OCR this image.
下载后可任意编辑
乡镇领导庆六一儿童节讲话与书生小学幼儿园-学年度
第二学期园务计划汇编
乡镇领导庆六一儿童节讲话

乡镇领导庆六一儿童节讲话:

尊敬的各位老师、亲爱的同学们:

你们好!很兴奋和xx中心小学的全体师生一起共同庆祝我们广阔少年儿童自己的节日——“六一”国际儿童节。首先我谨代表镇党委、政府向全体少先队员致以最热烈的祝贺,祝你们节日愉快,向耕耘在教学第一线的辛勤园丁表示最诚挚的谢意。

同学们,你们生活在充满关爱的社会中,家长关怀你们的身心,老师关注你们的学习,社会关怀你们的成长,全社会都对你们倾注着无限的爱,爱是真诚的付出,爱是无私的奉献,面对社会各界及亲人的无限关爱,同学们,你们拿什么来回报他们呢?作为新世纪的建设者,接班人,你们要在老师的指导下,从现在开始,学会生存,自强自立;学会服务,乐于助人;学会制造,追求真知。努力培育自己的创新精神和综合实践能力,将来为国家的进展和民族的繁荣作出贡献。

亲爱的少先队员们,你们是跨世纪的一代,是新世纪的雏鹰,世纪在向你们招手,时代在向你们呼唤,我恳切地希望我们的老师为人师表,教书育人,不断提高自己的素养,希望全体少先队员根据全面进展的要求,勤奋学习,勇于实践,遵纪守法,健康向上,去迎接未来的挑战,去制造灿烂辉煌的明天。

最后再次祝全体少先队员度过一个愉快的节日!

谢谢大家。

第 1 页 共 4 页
□ □ □ □
§ Given request
Every entry above should be retyped exactly as shown.

§ Result of this task
OCR this image.
下载后可任意编辑
乡镇领导庆六一儿童节讲话与书生小学幼儿园-学年度
第二学期园务计划汇编
乡镇领导庆六一儿童节讲话

乡镇领导庆六一儿童节讲话:

尊敬的各位老师、亲爱的同学们:

你们好!很兴奋和xx中心小学的全体师生一起共同庆祝我们广阔少年儿童自己的节日——“六一”国际儿童节。首先我谨代表镇党委、政府向全体少先队员致以最热烈的祝贺,祝你们节日愉快,向耕耘在教学第一线的辛勤园丁表示最诚挚的谢意。

同学们,你们生活在充满关爱的社会中,家长关怀你们的身心,老师关注你们的学习,社会关怀你们的成长,全社会都对你们倾注着无限的爱,爱是真诚的付出,爱是无私的奉献,面对社会各界及亲人的无限关爱,同学们,你们拿什么来回报他们呢?作为新世纪的建设者,接班人,你们要在老师的指导下,从现在开始,学会生存,自强自立;学会服务,乐于助人;学会制造,追求真知。努力培育自己的创新精神和综合实践能力,将来为国家的进展和民族的繁荣作出贡献。

亲爱的少先队员们,你们是跨世纪的一代,是新世纪的雏鹰,世纪在向你们招手,时代在向你们呼唤,我恳切地希望我们的老师为人师表,教书育人,不断提高自己的素养,希望全体少先队员根据全面进展的要求,勤奋学习,勇于实践,遵纪守法,健康向上,去迎接未来的挑战,去制造灿烂辉煌的明天。

最后再次祝全体少先队员度过一个愉快的节日!

谢谢大家。

第 1 页 共 4 页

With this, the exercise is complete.